Work required >>
Copy the records below exactly, leaving out every picture.

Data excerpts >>
****************

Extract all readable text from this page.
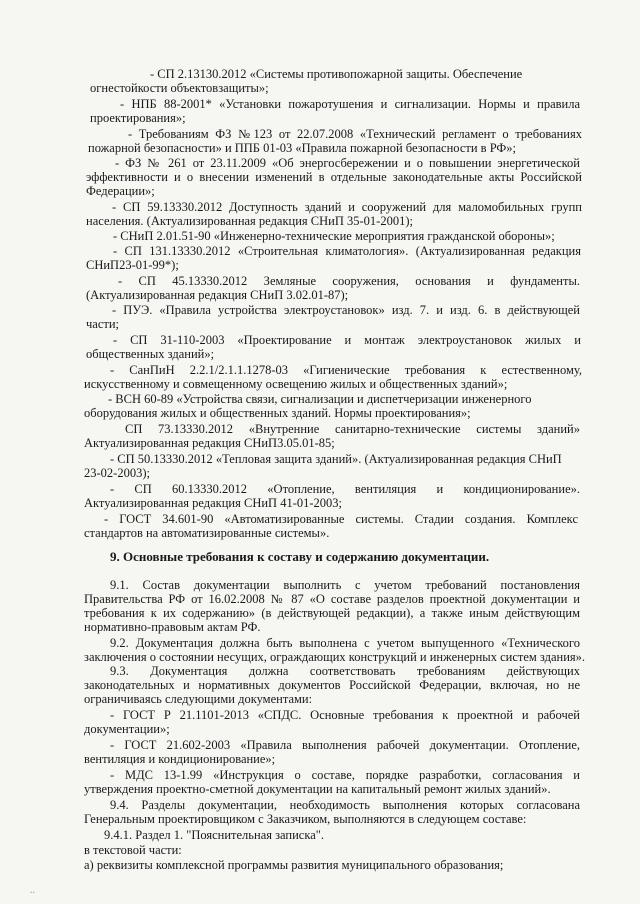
- СП 2.13130.2012 «Системы противопожарной защиты. Обеспечение
огнестойкости объектовзащиты»;
- НПБ 88-2001* «Установки пожаротушения и сигнализации. Нормы и правила
проектирования»;
- Требованиям ФЗ №123 от 22.07.2008 «Технический регламент о требованиях
пожарной безопасности» и ППБ 01-03 «Правила пожарной безопасности в РФ»;
- ФЗ № 261 от 23.11.2009 «Об энергосбережении и о повышении энергетической
эффективности и о внесении изменений в отдельные законодательные акты Российской
Федерации»;
- СП 59.13330.2012 Доступность зданий и сооружений для маломобильных групп
населения. (Актуализированная редакция СНиП 35-01-2001);
- СНиП 2.01.51-90 «Инженерно-технические мероприятия гражданской обороны»;
- СП 131.13330.2012 «Строительная климатология». (Актуализированная редакция
СНиП23-01-99*);
- СП 45.13330.2012 Земляные сооружения, основания и фундаменты.
(Актуализированная редакция СНиП 3.02.01-87);
- ПУЭ. «Правила устройства электроустановок» изд. 7. и изд. 6. в действующей
части;
- СП 31-110-2003 «Проектирование и монтаж электроустановок жилых и
общественных зданий»;
- СанПиН 2.2.1/2.1.1.1278-03 «Гигиенические требования к естественному,
искусственному и совмещенному освещению жилых и общественных зданий»;
- ВСН 60-89 «Устройства связи, сигнализации и диспетчеризации инженерного
оборудования жилых и общественных зданий. Нормы проектирования»;
СП 73.13330.2012 «Внутренние санитарно-технические системы зданий»
Актуализированная редакция СНиП3.05.01-85;
- СП 50.13330.2012 «Тепловая защита зданий». (Актуализированная редакция СНиП
23-02-2003);
- СП 60.13330.2012 «Отопление, вентиляция и кондиционирование».
Актуализированная редакция СНиП 41-01-2003;
- ГОСТ 34.601-90 «Автоматизированные системы. Стадии создания. Комплекс
стандартов на автоматизированные системы».
9. Основные требования к составу и содержанию документации.
9.1. Состав документации выполнить с учетом требований постановления
Правительства РФ от 16.02.2008 № 87 «О составе разделов проектной документации и
требования к их содержанию» (в действующей редакции), а также иным действующим
нормативно-правовым актам РФ.
9.2. Документация должна быть выполнена с учетом выпущенного «Технического
заключения о состоянии несущих, ограждающих конструкций и инженерных систем здания».
9.3. Документация должна соответствовать требованиям действующих
законодательных и нормативных документов Российской Федерации, включая, но не
ограничиваясь следующими документами:
- ГОСТ Р 21.1101-2013 «СПДС. Основные требования к проектной и рабочей
документации»;
- ГОСТ 21.602-2003 «Правила выполнения рабочей документации. Отопление,
вентиляция и кондиционирование»;
- МДС 13-1.99 «Инструкция о составе, порядке разработки, согласования и
утверждения проектно-сметной документации на капитальный ремонт жилых зданий».
9.4. Разделы документации, необходимость выполнения которых согласована
Генеральным проектировщиком с Заказчиком, выполняются в следующем составе:
9.4.1. Раздел 1. "Пояснительная записка".
в текстовой части:
а) реквизиты комплексной программы развития муниципального образования;
..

****************

Solution >>
Extract all readable text from this page.
- СП 2.13130.2012 «Системы противопожарной защиты. Обеспечение
огнестойкости объектовзащиты»;
- НПБ 88-2001* «Установки пожаротушения и сигнализации. Нормы и правила
проектирования»;
- Требованиям ФЗ №123 от 22.07.2008 «Технический регламент о требованиях
пожарной безопасности» и ППБ 01-03 «Правила пожарной безопасности в РФ»;
- ФЗ № 261 от 23.11.2009 «Об энергосбережении и о повышении энергетической
эффективности и о внесении изменений в отдельные законодательные акты Российской
Федерации»;
- СП 59.13330.2012 Доступность зданий и сооружений для маломобильных групп
населения. (Актуализированная редакция СНиП 35-01-2001);
- СНиП 2.01.51-90 «Инженерно-технические мероприятия гражданской обороны»;
- СП 131.13330.2012 «Строительная климатология». (Актуализированная редакция
СНиП23-01-99*);
- СП 45.13330.2012 Земляные сооружения, основания и фундаменты.
(Актуализированная редакция СНиП 3.02.01-87);
- ПУЭ. «Правила устройства электроустановок» изд. 7. и изд. 6. в действующей
части;
- СП 31-110-2003 «Проектирование и монтаж электроустановок жилых и
общественных зданий»;
- СанПиН 2.2.1/2.1.1.1278-03 «Гигиенические требования к естественному,
искусственному и совмещенному освещению жилых и общественных зданий»;
- ВСН 60-89 «Устройства связи, сигнализации и диспетчеризации инженерного
оборудования жилых и общественных зданий. Нормы проектирования»;
СП 73.13330.2012 «Внутренние санитарно-технические системы зданий»
Актуализированная редакция СНиП3.05.01-85;
- СП 50.13330.2012 «Тепловая защита зданий». (Актуализированная редакция СНиП
23-02-2003);
- СП 60.13330.2012 «Отопление, вентиляция и кондиционирование».
Актуализированная редакция СНиП 41-01-2003;
- ГОСТ 34.601-90 «Автоматизированные системы. Стадии создания. Комплекс
стандартов на автоматизированные системы».
9. Основные требования к составу и содержанию документации.
9.1. Состав документации выполнить с учетом требований постановления
Правительства РФ от 16.02.2008 № 87 «О составе разделов проектной документации и
требования к их содержанию» (в действующей редакции), а также иным действующим
нормативно-правовым актам РФ.
9.2. Документация должна быть выполнена с учетом выпущенного «Технического
заключения о состоянии несущих, ограждающих конструкций и инженерных систем здания».
9.3. Документация должна соответствовать требованиям действующих
законодательных и нормативных документов Российской Федерации, включая, но не
ограничиваясь следующими документами:
- ГОСТ Р 21.1101-2013 «СПДС. Основные требования к проектной и рабочей
документации»;
- ГОСТ 21.602-2003 «Правила выполнения рабочей документации. Отопление,
вентиляция и кондиционирование»;
- МДС 13-1.99 «Инструкция о составе, порядке разработки, согласования и
утверждения проектно-сметной документации на капитальный ремонт жилых зданий».
9.4. Разделы документации, необходимость выполнения которых согласована
Генеральным проектировщиком с Заказчиком, выполняются в следующем составе:
9.4.1. Раздел 1. "Пояснительная записка".
в текстовой части:
а) реквизиты комплексной программы развития муниципального образования;
..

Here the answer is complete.